Element box records
**********

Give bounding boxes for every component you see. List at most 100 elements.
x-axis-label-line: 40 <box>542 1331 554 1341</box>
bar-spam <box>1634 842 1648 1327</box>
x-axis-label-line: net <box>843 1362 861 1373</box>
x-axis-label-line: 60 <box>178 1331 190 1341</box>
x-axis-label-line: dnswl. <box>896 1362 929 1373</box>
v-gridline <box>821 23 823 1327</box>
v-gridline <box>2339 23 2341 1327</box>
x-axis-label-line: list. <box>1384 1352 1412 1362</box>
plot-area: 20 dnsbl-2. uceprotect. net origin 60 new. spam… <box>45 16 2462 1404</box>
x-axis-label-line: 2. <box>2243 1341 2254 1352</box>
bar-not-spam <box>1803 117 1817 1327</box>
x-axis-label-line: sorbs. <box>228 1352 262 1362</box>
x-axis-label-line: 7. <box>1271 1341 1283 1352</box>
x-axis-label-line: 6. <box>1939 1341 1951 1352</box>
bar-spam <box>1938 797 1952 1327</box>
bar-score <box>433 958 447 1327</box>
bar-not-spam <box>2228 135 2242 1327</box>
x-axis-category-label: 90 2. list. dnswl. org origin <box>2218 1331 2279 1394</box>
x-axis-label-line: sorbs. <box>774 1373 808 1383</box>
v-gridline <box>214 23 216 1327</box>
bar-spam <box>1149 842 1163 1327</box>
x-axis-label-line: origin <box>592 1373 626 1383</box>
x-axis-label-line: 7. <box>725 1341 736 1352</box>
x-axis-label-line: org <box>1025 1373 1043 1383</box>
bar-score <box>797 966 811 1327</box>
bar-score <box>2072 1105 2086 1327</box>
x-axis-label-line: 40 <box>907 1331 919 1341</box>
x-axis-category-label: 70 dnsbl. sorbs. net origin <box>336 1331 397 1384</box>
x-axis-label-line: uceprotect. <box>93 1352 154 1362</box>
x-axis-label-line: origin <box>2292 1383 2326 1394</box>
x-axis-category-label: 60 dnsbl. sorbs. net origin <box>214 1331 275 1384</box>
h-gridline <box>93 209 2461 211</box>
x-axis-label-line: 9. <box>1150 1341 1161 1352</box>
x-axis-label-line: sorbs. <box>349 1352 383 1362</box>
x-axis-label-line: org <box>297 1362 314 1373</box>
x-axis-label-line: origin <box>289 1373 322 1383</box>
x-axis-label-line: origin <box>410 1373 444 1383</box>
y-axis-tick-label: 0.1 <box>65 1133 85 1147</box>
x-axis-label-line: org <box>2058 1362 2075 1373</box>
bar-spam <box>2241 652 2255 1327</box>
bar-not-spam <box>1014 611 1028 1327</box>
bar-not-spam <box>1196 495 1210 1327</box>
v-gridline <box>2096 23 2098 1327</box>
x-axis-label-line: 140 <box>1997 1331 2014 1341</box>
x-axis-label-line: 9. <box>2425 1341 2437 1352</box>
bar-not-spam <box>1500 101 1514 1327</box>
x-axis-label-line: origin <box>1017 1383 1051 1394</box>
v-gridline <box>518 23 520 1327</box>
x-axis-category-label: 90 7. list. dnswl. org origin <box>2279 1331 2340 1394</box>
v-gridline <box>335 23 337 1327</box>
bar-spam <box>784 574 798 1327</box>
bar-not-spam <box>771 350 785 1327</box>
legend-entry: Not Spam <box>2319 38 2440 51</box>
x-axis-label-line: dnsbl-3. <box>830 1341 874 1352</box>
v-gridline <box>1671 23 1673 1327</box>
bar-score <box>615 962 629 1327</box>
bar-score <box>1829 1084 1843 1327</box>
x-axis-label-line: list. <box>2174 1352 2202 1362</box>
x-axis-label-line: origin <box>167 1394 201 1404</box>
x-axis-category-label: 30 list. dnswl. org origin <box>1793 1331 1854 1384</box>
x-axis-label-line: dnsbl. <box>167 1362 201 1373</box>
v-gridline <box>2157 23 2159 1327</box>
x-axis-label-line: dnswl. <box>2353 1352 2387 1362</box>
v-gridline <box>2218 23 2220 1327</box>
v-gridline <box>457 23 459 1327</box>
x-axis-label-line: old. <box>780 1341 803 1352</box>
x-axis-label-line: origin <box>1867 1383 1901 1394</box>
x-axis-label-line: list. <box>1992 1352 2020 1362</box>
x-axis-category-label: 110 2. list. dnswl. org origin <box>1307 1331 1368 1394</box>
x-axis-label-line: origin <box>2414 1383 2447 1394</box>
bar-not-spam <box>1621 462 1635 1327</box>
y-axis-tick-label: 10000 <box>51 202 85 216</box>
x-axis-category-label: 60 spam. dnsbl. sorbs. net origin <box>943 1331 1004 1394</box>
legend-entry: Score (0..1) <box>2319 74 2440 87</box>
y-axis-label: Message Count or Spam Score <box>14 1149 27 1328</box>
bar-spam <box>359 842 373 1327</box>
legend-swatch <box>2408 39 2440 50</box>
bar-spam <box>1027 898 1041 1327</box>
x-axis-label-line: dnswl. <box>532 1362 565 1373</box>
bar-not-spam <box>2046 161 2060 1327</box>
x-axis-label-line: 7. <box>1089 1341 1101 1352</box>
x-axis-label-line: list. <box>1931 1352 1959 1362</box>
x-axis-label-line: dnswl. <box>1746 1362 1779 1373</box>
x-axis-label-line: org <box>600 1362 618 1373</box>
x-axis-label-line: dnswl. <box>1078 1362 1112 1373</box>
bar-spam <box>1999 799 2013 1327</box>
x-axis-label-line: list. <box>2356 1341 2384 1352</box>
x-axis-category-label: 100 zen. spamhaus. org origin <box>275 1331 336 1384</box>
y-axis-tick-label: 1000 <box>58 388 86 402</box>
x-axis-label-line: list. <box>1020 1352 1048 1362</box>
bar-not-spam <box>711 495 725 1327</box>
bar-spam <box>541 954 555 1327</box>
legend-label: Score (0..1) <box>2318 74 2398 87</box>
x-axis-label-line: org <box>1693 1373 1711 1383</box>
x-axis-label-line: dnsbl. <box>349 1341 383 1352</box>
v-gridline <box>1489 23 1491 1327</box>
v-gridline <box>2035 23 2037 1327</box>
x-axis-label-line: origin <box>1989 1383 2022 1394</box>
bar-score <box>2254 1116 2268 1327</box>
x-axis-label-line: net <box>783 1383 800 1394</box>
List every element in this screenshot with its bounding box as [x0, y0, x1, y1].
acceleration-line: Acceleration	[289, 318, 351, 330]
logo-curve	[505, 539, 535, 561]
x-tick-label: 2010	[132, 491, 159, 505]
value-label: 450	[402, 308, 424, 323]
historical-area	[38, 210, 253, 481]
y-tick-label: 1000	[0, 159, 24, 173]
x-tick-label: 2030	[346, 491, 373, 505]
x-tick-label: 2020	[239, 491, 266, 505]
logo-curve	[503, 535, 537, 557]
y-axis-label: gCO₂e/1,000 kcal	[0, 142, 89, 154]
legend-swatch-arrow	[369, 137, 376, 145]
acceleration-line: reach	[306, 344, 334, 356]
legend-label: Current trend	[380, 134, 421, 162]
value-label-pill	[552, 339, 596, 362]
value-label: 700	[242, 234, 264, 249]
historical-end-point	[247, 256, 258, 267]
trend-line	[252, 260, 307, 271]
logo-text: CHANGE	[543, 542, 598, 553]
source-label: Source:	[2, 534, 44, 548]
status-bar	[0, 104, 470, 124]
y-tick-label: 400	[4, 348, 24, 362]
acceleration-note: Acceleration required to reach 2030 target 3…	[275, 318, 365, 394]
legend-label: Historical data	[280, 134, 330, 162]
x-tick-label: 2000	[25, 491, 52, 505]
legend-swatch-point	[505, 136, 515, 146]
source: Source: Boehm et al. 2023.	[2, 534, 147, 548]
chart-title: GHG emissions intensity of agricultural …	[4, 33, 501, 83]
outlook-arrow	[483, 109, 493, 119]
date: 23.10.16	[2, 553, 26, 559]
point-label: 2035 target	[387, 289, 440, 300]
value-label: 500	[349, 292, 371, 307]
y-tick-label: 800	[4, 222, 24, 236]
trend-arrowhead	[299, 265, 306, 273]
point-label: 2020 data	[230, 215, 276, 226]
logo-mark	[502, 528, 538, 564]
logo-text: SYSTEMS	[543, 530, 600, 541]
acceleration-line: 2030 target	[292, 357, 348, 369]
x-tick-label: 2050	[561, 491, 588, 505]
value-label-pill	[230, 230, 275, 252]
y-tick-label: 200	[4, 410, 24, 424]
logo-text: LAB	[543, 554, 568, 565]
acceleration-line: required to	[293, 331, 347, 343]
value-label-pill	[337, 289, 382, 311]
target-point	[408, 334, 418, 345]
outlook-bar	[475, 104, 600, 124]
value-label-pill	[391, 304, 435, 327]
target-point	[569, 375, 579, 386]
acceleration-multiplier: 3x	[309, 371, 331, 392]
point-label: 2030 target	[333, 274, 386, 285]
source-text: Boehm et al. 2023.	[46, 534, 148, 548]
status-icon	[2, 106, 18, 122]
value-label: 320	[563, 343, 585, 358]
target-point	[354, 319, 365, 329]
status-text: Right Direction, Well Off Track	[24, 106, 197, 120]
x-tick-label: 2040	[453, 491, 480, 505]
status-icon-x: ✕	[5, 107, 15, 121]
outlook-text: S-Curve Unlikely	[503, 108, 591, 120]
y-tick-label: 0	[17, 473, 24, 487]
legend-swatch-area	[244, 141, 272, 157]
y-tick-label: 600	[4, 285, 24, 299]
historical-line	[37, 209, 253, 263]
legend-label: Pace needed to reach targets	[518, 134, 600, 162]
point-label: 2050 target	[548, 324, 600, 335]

**********

EXERCISE DIRECTIONS:
Arrange the rows as a Markdown table with the columns "Number" and "Entry", starting at the first row and ending at the row containing "bar-not-spam <box>2228 135 2242 1327</box>", with both ends included. Leave out any blank lines.

REPLY:
| Number | Entry |
|---|---|
| 1 | Give bounding boxes for every component you see. List at most 100 elements. |
| 2 | x-axis-label-line: 40 <box>542 1331 554 1341</box> |
| 3 | bar-spam <box>1634 842 1648 1327</box> |
| 4 | x-axis-label-line: net <box>843 1362 861 1373</box> |
| 5 | x-axis-label-line: 60 <box>178 1331 190 1341</box> |
| 6 | x-axis-label-line: dnswl. <box>896 1362 929 1373</box> |
| 7 | v-gridline <box>821 23 823 1327</box> |
| 8 | v-gridline <box>2339 23 2341 1327</box> |
| 9 | x-axis-label-line: list. <box>1384 1352 1412 1362</box> |
| 10 | plot-area: 20 dnsbl-2. uceprotect. net origin 60 new. spam… <box>45 16 2462 1404</box> |
| 11 | x-axis-label-line: 2. <box>2243 1341 2254 1352</box> |
| 12 | bar-not-spam <box>1803 117 1817 1327</box> |
| 13 | x-axis-label-line: sorbs. <box>228 1352 262 1362</box> |
| 14 | x-axis-label-line: 7. <box>1271 1341 1283 1352</box> |
| 15 | x-axis-label-line: 6. <box>1939 1341 1951 1352</box> |
| 16 | bar-spam <box>1938 797 1952 1327</box> |
| 17 | bar-score <box>433 958 447 1327</box> |
| 18 | bar-not-spam <box>2228 135 2242 1327</box> |